**SET PROBLEM**: Write out, word for word, the stretch of the essay on Antonius Kho from "These themes haunt" through "layers of identity.".
-- TEXT SEGMENT start --
From Tension to Oneness
Talking about Antonius Kho is dealing with the theme of identity: are we one, or are we split in multiple facets? Are we masks, and do these masks hide, or reveal reality? Do we communicate are not?
These themes haunt the artist's career. We may look for an explanation in the artist's past. A Javanese by his mother, who transmitted him the longing for oneness inherent to her culture, Antonius Kho is a "Chinese" by his father, who stamped him as an alien: "orang Cina" (Chinese). Speaking in his strong Javanese dialect, inheriting this ethnic-cum-cultural duality, Antonius Kho turned it into a voluntary personality split: he grew adult, and an artist, by continuously generating and questioning, though new experience, new layers of identity.
The place, of all places, where he first pursued this search of the self was Germany: Germany, the fertile ground of European 19th humanism, and the land of 20th European horrors. It is the place of contrasts, where, more than anywhere else, being "alien" has the most daunting meaning. But Germany opened it self to him. After studies at the Cologne Institute of the art, he was soon active as a "German" artist exhibition internationally. The artistic mood of the country provided him with the tools he needed. When he arrived there in 1985, the genre known in Europe as "informal art" was flourishing, and artists such as Wols, Fautrier, Tapies and Dubuffet, were still considered as the avant-grade. The peculiarity of these "informal" artist was that they endeavoured to "essentialize" expressive power by reducing representation to its "archetypal" core. The real tropc was 'psychological'expression. Figuration, usually amorphous, was simply a pretext. This style was well suited to the expression of the societal pessimism that was so characteristic of post-WWII Europe, particularly Germany. Antonius Kho's manner evolved from this style, but with a difference. His paintings, instead of resting, on amorphous figuration, would mostly consist of figures, or faces (masks) structured in the manner of mosaics, that is split in small, mainly geometric elements and yet readable in their iconographic totality. The artist was in these works expressing the tension between fragmentation and unity that he was experiencing in his search for identity, as well as the tension between isolation around the self and communication with "others".
-- TEXT SEGMENT end --
-- DATA LISTING start --
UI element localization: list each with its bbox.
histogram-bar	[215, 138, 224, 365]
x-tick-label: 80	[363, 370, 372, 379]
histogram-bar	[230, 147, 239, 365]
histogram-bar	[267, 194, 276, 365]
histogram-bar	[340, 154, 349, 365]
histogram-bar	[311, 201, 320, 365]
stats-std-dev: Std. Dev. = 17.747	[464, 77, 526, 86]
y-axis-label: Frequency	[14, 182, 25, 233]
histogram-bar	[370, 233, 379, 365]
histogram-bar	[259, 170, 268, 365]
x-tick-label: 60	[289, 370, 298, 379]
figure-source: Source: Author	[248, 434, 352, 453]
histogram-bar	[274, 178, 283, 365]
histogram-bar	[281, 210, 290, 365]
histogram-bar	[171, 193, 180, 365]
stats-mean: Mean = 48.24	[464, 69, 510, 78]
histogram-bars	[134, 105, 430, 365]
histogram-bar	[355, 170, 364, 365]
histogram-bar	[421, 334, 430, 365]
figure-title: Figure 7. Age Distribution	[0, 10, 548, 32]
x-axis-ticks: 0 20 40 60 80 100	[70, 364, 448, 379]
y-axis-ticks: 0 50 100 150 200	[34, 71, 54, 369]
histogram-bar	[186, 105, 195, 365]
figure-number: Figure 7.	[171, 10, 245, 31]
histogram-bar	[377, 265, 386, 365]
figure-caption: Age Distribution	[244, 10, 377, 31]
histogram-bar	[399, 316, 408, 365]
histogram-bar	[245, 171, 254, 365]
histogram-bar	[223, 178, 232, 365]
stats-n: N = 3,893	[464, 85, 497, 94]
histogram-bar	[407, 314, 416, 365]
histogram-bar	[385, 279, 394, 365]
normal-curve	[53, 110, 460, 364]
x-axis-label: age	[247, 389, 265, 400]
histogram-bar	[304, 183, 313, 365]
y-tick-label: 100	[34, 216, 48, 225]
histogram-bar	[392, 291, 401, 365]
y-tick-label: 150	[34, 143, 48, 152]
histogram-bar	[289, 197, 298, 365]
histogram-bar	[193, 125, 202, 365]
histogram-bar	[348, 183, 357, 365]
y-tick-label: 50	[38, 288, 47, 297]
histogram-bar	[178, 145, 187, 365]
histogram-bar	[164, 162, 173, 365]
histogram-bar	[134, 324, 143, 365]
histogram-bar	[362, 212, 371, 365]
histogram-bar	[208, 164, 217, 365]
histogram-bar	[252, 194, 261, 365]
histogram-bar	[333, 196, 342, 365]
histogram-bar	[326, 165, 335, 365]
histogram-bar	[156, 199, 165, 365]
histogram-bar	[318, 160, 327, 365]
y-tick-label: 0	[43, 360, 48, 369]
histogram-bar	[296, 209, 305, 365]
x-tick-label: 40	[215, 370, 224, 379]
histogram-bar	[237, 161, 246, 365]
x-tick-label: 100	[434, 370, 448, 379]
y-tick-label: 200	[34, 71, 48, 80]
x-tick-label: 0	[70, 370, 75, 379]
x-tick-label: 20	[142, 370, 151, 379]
-- DATA LISTING end --
**FINAL RESULT**:
These themes haunt the artist's career. We may look for an explanation in the artist's past. A Javanese by his mother, who transmitted him the longing for oneness inherent to her culture, Antonius Kho is a "Chinese" by his father, who stamped him as an alien: "orang Cina" (Chinese). Speaking in his strong Javanese dialect, inheriting this ethnic-cum-cultural duality, Antonius Kho turned it into a voluntary personality split: he grew adult, and an artist, by continuously generating and questioning, though new experience, new layers of identity.